[Instruction A] Count the lines in the listing that contain the string "button", treating uppercase and lowercase as different. Reply with the number alone.

October 12, 2005

TABOR in Kansas

Kansas is one of more than a dozen states in which anti-tax organizations are pushing to enact stringent limits on the allowable growth of state/local taxes and spending from year to year. In Kansas, the man in the black hat is a group called "Americans for Prosperity," (and who doesn't want prosperity?). AFP wants to pass a constitutional amendment limiting growth in revenues to the growth of population and inflation.

The editorial board of the Topeka Capital-Journal gets it just right in their October 7 editorial on this topic:

The first problem with the concept is what year will be used as the standard where the taxation level was just right?

In other words, when you allow revenues only to grow with population and inflation, you're pretty much asserting that the current levels of spending are just right and are not likely to ever change.

"2005" is pretty clearly not the answer to the Capital-Journal's question, since state courts have repeatedly told lawmakers in recent years that the state is not meeting its constitutional requirement to provide an adequate education for Kansas kids. And one of the big topics in the 2006 legislative session will be how the state's gonna find new money to satisfy the court's mandate.

It's hard to imagine that there will ever be a time and place when a government knows that it is adequately funding current needs and will never face new spending needs that would force overall public spending higher-- but if such a place exists, it sure isn't Kansas. Hats off to the Capital-Journal for recognizing this basic truth.

2 Comments:

At 8:40 PM, Blogger Matt G said...

Thanks for your comments.
You raise a couple of points worth discussing.

The most fundamental is whether fiscal policy choices should ever be made through direct democracy-- and if so, what type of choices should be made that way. I think one of the most useful functions of a representative democracy is putting technical decisions in the hands of informed representatives. Most people simply don't have time to learn about the complexities of state/local tax policy. Even if they wanted to, the quality of information that filters thru the media is unreliable. Witness the difficulty in getting straight answers to the most basic questions about federal fiscal policy (for example, how large our budget deficit will be for the rest of the decade).

[Instruction B] According to the post on TABOR in Kansas, Americans for Prosperity's constitutional amendment would limit revenue growth to the growth of what?

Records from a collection
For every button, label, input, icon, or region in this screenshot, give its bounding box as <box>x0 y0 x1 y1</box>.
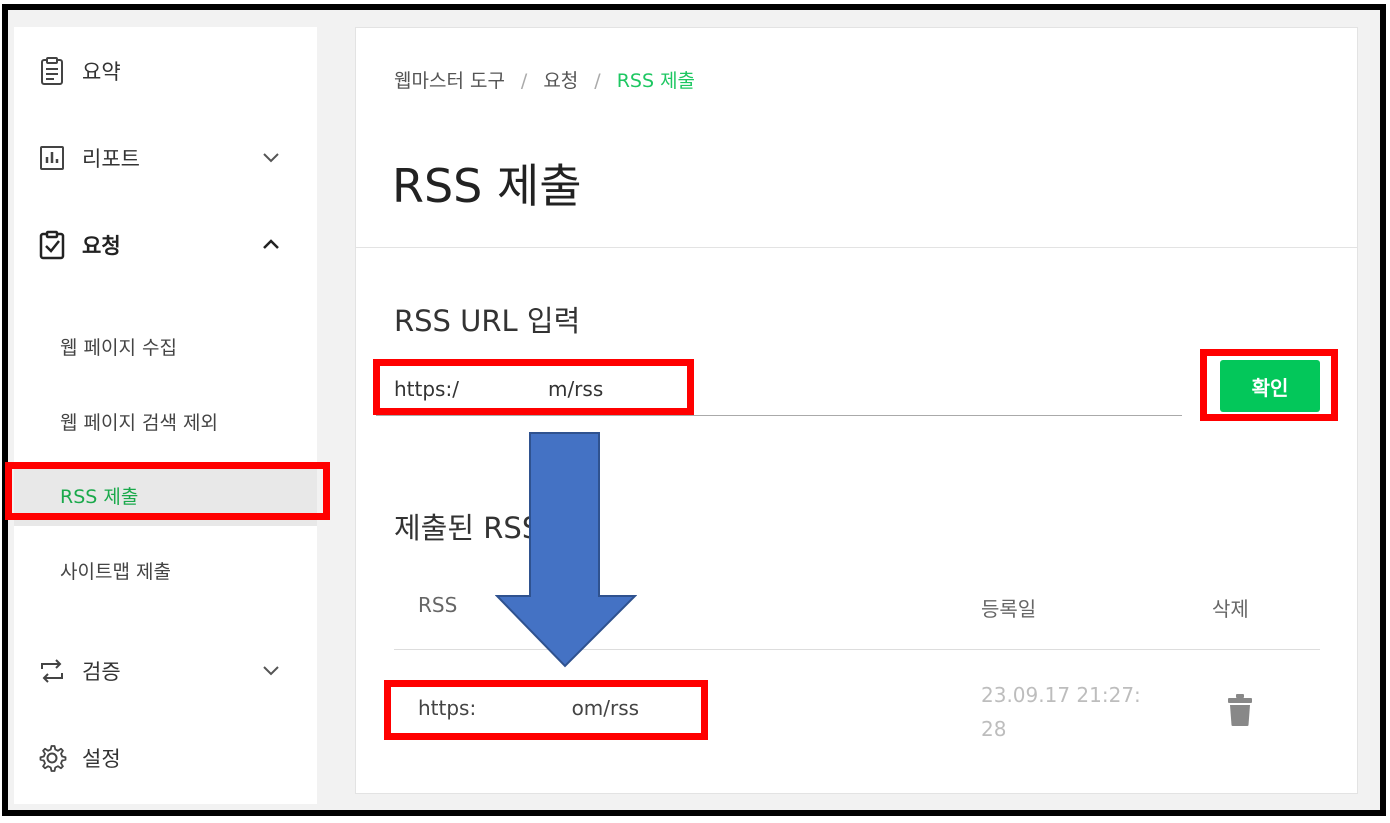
confirm-button[interactable]: 확인 <box>1220 360 1320 412</box>
date-cell: 23.09.17 21:27: 28 <box>981 678 1171 746</box>
column-header-rss: RSS <box>418 593 458 617</box>
sidebar-subitem-page-crawl[interactable]: 웹 페이지 수집 <box>14 313 317 377</box>
trash-icon[interactable] <box>1227 693 1253 727</box>
sidebar: 요약 리포트 요청 웹 페이지 수집 웹 페이지 검색 제외 RSS 제출 사이… <box>14 27 317 804</box>
chevron-down-icon[interactable] <box>260 146 282 168</box>
bar-chart-icon <box>40 146 64 170</box>
sidebar-item-summary[interactable]: 요약 <box>14 41 317 101</box>
breadcrumb: 웹마스터 도구 / 요청 / RSS 제출 <box>394 66 695 93</box>
rss-url-cell[interactable]: https: om/rss <box>418 696 639 720</box>
column-header-date: 등록일 <box>981 597 1037 621</box>
sidebar-subitem-label: RSS 제출 <box>60 486 139 508</box>
date-line-2: 28 <box>981 717 1007 741</box>
sidebar-item-settings[interactable]: 설정 <box>14 728 317 788</box>
sidebar-item-label: 리포트 <box>82 147 140 171</box>
gear-icon <box>39 745 67 772</box>
sidebar-item-verify[interactable]: 검증 <box>14 641 317 701</box>
column-header-delete: 삭제 <box>1212 597 1249 621</box>
chevron-down-icon[interactable] <box>260 659 282 681</box>
sidebar-subitem-rss-submit[interactable]: RSS 제출 <box>14 462 317 526</box>
page-title: RSS 제출 <box>392 159 582 213</box>
sidebar-subitem-label: 웹 페이지 검색 제외 <box>60 412 218 434</box>
sidebar-subitem-sitemap-submit[interactable]: 사이트맵 제출 <box>14 537 317 601</box>
header-divider <box>356 247 1357 248</box>
sidebar-item-label: 요청 <box>82 234 121 258</box>
repeat-arrows-icon <box>41 659 63 683</box>
clipboard-check-icon <box>39 230 65 260</box>
breadcrumb-item-current: RSS 제출 <box>616 70 696 92</box>
sidebar-item-label: 요약 <box>82 60 121 84</box>
breadcrumb-item-request[interactable]: 요청 <box>543 70 578 92</box>
breadcrumb-separator: / <box>520 70 528 92</box>
rss-url-section-title: RSS URL 입력 <box>394 304 581 338</box>
sidebar-subitem-label: 사이트맵 제출 <box>60 561 171 583</box>
sidebar-item-label: 설정 <box>82 747 121 771</box>
breadcrumb-separator: / <box>594 70 601 92</box>
date-line-1: 23.09.17 21:27: <box>981 683 1141 707</box>
sidebar-item-label: 검증 <box>82 660 121 684</box>
sidebar-item-request[interactable]: 요청 <box>14 215 317 275</box>
sidebar-subitem-label: 웹 페이지 수집 <box>60 337 177 359</box>
down-arrow-annotation <box>495 432 637 668</box>
sidebar-item-report[interactable]: 리포트 <box>14 128 317 188</box>
breadcrumb-item-webmaster[interactable]: 웹마스터 도구 <box>394 70 505 92</box>
rss-url-input[interactable] <box>376 363 1182 416</box>
chevron-up-icon[interactable] <box>260 233 282 255</box>
clipboard-list-icon <box>41 57 63 85</box>
sidebar-subitem-search-exclude[interactable]: 웹 페이지 검색 제외 <box>14 388 317 452</box>
main-panel: 웹마스터 도구/요청/RSS 제출 RSS 제출 RSS URL 입력 확인 제… <box>355 27 1358 794</box>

[Written answer A] 2

[Written answer B] Population and inflation.